-- BEGIN Input for this task --

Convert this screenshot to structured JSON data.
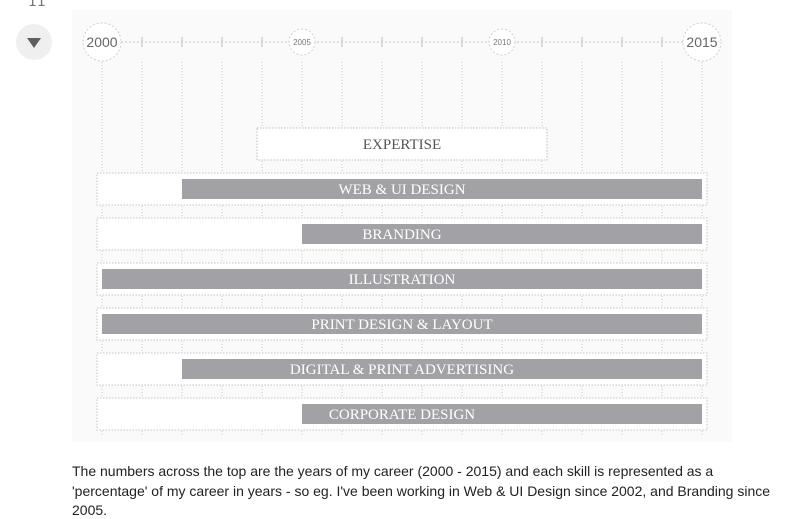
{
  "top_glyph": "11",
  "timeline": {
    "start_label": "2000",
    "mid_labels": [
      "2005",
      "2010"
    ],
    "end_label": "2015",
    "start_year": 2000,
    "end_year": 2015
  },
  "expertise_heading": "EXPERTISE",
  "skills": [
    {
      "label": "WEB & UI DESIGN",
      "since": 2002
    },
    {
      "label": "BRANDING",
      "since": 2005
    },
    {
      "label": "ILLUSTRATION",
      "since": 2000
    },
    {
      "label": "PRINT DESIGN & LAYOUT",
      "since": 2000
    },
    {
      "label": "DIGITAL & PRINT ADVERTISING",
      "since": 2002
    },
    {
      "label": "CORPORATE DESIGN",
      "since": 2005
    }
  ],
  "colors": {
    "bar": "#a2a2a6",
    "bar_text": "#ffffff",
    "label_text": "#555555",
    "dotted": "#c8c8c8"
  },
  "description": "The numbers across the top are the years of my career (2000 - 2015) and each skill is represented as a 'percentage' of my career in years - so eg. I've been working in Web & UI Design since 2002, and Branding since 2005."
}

-- END Input for this task --

Exercise description
List all lines where "PRINT" occurs.

Full response
      "label": "PRINT DESIGN & LAYOUT",
      "label": "DIGITAL & PRINT ADVERTISING",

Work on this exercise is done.